Exercise requirements → Using the records below, locate all lines containing "TradingView" and return them.
-*-
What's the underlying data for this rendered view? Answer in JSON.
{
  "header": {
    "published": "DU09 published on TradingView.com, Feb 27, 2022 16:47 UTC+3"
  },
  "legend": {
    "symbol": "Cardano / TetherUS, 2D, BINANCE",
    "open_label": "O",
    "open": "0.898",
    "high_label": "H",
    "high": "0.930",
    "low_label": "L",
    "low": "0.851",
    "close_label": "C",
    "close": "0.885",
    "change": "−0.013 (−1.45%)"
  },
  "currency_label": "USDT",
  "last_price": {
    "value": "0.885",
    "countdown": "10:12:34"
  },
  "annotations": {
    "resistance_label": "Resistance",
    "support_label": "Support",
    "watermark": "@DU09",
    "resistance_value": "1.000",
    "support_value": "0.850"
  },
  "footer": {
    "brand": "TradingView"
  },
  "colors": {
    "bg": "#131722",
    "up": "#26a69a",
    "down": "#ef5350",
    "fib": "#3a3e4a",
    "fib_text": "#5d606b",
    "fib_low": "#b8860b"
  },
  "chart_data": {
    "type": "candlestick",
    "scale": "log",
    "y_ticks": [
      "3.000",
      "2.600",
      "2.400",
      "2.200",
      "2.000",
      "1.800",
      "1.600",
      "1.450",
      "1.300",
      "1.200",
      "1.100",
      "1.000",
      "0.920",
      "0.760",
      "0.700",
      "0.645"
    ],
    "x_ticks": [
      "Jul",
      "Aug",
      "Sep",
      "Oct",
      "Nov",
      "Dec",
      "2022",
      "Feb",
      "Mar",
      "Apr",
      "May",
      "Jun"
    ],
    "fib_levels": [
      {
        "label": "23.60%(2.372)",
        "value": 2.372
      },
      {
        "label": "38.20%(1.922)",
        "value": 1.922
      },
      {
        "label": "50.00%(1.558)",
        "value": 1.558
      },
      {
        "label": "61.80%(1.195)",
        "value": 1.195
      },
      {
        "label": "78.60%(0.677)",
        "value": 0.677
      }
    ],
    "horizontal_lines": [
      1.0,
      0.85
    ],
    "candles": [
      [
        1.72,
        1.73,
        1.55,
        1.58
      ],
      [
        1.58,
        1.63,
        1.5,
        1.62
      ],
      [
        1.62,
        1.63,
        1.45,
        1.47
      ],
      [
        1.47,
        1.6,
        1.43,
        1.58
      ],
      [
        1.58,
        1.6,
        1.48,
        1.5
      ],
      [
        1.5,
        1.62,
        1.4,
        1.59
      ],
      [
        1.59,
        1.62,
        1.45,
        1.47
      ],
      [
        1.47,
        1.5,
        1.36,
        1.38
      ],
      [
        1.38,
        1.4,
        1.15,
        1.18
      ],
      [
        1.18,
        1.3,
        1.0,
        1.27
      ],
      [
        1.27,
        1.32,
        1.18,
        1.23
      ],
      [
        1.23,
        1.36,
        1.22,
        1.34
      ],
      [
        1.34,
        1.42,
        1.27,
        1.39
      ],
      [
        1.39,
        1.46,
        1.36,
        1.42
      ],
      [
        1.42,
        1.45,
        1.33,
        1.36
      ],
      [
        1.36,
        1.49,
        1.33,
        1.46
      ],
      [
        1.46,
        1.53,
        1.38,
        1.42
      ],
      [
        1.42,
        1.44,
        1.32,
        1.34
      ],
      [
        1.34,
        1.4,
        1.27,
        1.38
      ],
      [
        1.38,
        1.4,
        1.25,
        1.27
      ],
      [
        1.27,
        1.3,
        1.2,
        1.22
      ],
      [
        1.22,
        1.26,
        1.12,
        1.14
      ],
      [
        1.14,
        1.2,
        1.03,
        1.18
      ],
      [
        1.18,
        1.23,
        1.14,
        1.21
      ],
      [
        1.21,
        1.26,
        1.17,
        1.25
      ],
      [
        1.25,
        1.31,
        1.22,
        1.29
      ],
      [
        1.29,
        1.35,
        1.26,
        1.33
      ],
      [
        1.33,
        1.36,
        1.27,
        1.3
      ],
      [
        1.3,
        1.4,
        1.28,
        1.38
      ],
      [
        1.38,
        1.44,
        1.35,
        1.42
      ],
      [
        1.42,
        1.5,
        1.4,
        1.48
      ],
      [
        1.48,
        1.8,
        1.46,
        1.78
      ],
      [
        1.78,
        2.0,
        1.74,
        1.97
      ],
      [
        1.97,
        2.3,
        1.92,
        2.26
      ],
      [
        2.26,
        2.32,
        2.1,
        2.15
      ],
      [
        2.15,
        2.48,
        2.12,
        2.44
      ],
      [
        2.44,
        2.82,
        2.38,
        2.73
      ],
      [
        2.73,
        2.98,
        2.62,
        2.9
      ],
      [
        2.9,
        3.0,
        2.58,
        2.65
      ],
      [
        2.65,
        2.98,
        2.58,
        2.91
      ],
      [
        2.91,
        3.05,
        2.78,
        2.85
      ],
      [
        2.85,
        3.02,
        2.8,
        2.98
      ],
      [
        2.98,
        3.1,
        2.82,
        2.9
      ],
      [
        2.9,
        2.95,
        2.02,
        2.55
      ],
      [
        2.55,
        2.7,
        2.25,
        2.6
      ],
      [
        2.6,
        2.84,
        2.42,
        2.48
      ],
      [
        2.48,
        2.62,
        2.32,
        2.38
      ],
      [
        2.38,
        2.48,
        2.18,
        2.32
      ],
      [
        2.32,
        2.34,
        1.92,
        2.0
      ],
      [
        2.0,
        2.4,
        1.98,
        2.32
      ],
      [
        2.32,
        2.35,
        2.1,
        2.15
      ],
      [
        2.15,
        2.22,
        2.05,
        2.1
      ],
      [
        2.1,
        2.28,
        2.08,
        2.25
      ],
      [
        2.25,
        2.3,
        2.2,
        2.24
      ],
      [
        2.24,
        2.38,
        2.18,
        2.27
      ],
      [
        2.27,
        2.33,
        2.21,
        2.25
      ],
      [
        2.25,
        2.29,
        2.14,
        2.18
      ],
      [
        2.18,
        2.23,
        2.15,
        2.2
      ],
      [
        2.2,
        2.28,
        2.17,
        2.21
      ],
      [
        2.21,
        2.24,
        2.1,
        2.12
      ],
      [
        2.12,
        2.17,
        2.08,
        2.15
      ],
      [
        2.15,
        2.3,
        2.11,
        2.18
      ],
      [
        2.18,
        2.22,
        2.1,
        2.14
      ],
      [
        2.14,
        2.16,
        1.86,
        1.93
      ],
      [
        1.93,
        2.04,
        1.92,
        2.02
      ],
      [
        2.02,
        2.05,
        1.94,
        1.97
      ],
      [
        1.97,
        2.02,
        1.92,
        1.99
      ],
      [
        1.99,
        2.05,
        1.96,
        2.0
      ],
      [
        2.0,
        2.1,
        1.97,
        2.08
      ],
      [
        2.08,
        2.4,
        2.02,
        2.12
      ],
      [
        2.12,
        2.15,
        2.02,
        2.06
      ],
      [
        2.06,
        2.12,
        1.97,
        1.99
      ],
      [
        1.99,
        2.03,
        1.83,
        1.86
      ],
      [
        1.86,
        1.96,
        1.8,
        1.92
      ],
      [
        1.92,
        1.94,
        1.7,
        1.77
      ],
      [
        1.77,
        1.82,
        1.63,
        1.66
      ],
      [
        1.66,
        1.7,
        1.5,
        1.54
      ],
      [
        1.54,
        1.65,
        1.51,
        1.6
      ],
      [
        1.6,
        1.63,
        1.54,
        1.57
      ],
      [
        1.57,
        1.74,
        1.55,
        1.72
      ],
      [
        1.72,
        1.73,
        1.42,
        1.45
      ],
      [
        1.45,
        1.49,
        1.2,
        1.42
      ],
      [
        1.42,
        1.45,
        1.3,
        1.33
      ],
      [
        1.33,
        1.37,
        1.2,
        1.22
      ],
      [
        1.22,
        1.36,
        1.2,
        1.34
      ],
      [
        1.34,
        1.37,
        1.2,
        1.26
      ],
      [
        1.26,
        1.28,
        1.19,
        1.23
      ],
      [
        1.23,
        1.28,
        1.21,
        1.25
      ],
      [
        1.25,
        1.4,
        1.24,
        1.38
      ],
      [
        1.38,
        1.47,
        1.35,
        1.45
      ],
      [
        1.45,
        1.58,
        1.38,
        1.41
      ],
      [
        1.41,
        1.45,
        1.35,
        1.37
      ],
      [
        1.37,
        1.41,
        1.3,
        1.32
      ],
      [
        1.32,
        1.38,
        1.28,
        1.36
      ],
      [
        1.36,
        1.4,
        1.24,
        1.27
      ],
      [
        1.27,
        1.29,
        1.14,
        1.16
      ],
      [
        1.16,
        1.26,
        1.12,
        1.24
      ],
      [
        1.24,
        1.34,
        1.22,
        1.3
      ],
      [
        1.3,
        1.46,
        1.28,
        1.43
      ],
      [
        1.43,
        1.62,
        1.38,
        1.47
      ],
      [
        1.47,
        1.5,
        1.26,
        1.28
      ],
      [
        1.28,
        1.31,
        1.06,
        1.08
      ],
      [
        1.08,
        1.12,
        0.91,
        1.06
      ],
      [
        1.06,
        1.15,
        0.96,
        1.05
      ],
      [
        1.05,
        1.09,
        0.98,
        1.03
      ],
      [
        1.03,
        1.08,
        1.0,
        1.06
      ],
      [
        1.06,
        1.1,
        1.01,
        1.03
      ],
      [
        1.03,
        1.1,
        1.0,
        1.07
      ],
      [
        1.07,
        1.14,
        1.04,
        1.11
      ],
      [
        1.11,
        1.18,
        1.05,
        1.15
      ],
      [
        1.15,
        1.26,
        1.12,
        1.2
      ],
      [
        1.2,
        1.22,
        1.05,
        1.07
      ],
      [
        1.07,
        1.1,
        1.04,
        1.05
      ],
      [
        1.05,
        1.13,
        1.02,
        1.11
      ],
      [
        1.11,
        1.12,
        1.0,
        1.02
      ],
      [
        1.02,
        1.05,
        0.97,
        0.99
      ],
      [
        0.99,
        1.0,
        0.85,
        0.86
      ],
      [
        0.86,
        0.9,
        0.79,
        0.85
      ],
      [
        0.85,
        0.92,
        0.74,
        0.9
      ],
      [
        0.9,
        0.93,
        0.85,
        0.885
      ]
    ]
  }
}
-*-
Result →
    "published": "DU09 published on TradingView.com, Feb 27, 2022 16:47 UTC+3"
    "brand": "TradingView"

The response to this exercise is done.